_Vorliegender Text_
§

Adorno hat das das Problem der Mündigkeit genannt. Mit der wird man nicht geboren und, wie er es formuliert hat, die Individuen werden in den einzelnen Insitutionen auch gleich noch “abgebeizt” und so hingerichtet, dass sie der Gesellschaft als Anhängsel dienen können und sonst bitte nichts. Er meinte auch: Es gibt kein richtiges Leben im falschen.
Gegen die Falschheit des Lebens sind manche Menschen heute durchaus (unbewusst oder bewusst) in Opposition und die CastorDemo war ein Zeichen dafür. Sie würden daran durchaus gerne was ändern. Aber was ihnen fehlt ist die Macht zu verändern, sowohl die Verhältnisse als auch sich selbst (und beides müsste geschehen).
Der Adorno hat sich auch aufgeregt über die Wut und Empörung der Menschen (“Ich wusste nicht, dass die Menschen meine Theorie mit Molotov-Cocktails umsetzen wollen”) und er hat dabei Recht und Unrecht. Denn wer will entscheiden, ob die Wut der Leute, die sie nicht nur in sich selbst produzieren, nun besser rausgelassen oder doch besser unterdrückt werden sollte? Was ist denn besser? Die Wut zu unterdrücken oder sie rauszulassen? Das ist nicht einfach zu entscheiden und jedenfalls nicht pauschal.
Und man kann das ganze noch ausweiten: wieso regen wir uns hier auf, wenn in Dt. ein Auto angezündet wird und warum ist es uns gleichzeitig egal, wie es gleichgültiger nicht sein könnte, dass auch mit unserem Uran in Faludja ganze Regionen verseucht, Häuser zerstört, Mtuationen hervorgerufen werden? Wer sind wir denn, so einfach zu richten? Will hier vielleicht jemand, dass an seinem Haus Atommüll vorbeigefahren wird oder Uranmunition in dein Haus geschossen, in deinen Garten?

§

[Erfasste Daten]
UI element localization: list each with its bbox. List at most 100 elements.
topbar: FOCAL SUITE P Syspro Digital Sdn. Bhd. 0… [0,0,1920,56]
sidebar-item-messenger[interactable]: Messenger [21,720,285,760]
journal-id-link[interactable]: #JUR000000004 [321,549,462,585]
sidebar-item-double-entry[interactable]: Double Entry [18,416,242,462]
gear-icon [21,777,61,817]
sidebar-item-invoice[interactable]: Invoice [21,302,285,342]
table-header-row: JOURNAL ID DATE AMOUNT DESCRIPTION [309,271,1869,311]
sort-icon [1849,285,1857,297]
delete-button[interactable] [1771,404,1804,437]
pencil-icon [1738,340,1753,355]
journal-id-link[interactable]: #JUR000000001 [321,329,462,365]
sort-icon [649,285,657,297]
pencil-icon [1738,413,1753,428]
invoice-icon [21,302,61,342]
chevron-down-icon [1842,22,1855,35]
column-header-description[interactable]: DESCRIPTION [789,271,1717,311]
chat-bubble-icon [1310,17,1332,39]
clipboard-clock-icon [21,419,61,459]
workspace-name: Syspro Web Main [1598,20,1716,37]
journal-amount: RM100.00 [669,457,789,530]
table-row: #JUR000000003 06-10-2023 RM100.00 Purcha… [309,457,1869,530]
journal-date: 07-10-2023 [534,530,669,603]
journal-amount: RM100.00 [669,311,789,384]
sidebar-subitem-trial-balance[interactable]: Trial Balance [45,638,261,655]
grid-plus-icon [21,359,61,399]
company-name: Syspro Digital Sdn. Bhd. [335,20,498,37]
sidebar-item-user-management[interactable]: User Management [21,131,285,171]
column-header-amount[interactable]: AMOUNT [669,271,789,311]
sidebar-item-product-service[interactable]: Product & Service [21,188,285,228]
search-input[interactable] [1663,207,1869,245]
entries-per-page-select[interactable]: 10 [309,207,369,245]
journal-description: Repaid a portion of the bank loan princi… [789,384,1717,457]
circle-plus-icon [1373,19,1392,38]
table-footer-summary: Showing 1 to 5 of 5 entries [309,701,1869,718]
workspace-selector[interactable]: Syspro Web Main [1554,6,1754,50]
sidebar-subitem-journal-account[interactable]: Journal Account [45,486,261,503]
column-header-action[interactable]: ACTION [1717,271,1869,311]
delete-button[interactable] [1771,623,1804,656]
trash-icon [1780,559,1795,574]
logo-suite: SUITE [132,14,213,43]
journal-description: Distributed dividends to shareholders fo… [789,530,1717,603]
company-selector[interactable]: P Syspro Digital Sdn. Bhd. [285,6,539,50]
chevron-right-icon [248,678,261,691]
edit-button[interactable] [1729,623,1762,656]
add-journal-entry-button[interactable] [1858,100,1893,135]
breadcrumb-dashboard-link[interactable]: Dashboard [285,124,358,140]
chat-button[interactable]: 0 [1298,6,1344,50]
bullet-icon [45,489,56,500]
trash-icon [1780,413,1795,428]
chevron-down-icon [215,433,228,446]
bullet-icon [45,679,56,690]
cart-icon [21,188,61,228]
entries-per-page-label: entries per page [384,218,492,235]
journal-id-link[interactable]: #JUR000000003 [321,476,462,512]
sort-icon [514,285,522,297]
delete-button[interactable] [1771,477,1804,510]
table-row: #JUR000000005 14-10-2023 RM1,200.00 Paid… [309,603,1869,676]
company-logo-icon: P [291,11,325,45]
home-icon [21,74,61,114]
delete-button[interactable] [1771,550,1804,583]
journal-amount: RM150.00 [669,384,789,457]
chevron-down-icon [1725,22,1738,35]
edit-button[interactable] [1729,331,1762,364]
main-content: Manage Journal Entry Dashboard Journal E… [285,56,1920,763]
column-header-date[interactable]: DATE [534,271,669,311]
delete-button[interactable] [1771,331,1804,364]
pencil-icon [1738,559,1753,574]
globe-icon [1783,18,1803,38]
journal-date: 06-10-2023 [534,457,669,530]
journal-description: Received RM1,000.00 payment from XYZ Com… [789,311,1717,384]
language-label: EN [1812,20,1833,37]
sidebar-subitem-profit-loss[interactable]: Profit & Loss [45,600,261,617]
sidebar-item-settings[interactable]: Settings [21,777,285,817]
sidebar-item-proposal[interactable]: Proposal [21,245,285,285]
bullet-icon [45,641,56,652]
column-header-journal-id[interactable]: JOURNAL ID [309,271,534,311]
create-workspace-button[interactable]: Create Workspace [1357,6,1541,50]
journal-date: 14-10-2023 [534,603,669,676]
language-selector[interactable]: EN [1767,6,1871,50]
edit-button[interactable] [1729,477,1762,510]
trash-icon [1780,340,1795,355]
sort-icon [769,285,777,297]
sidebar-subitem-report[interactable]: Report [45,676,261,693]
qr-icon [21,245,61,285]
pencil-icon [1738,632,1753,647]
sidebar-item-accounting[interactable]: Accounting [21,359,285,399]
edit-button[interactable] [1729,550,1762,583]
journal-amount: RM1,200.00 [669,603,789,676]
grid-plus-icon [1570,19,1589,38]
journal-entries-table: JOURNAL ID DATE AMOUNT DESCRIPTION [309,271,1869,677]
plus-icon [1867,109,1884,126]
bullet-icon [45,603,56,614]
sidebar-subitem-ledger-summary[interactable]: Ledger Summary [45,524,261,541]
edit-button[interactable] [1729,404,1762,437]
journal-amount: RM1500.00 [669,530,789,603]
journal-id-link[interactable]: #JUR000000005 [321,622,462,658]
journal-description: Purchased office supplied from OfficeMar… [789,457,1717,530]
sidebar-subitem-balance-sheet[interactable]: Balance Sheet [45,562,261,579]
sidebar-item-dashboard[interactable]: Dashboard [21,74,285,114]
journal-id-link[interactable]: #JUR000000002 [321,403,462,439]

§

_Zu erledigen_
• 1. Warum hat Adorno mit seinem Ärger über Wut und Empörung der Menschen laut dem Text zu Adorno „Recht und Unrecht“? Antworte in ein bis drei Sätzen.
• 2. Was fehlt laut dem Text zu Adorno den Menschen, die gegen die Falschheit des Lebens in Opposition sind?
• 3. Bitte nimm den Text zu Adorno nach seinem letzten Satz auf und schreibe ihn weiter.

_Antworten_
• 1. Niemand kann ohne Weiteres entscheiden, ob die Wut der Leute besser herausgelassen oder unterdrückt werden sollte. Diese Frage lässt sich laut Text nicht einfach beantworten und jedenfalls nicht pauschal.

• 2. Ihnen fehlt die Macht, sowohl die Verhältnisse als auch sich selbst zu verändern.

• 3.
Ich denke, dieses Schottern ist mehr als nur eine Straftat und es ist weniger: es ist mehr, weil es gefährlich sein kann, aber auch mehr, weil es eine Präventivpolitik ist: bis hierhin und nicht weiter! – oder doch? Es ist eine Art Verhandlungsbasis – und natürlich könnten die Leute auch zu Gerichten gehen, aber die brauchen ewig und das Vertrauen in sie schmilzt auch von Tag zu Tag, was verständlich scheinen kann, aber trotzdem gefährlich ist.
Es ist aber auch weniger, denn es ist nicht mehr als eine Zeitverzögerung und das Ganze Gewimmel von Problemen, das mit Atomenergie zusammenhängt, wird dadurch jedenfalls nicht verändert(begonnen bei der Uranmine, deren Müll gerade vor der Haustür der dortigen Einwohner gelagert wird, die für Hungerlöhne ihre Gesundheit riskieren und ihr Land versuchen lassen müssen bishin zu den Menschen in X-tausend Jahren, die mit unserem Komfort-Müll zu kämpfen haben werden).
In beiden Fällen aber ist es ein Zeichen und zwar eines für und gegen Veränderung (“anders weiter” und “nicht so weiter”). Es ist mindestens ein Zeichen eines Willens zur Demokratie, aber auch ein Zeichen der Unfähgikeit diesen Willen in akzeptable Formen umzusetzen. Das aber hat auch Ursachen in der Geschichte. Wie demokratisch war es denn bis heute auf der Welt?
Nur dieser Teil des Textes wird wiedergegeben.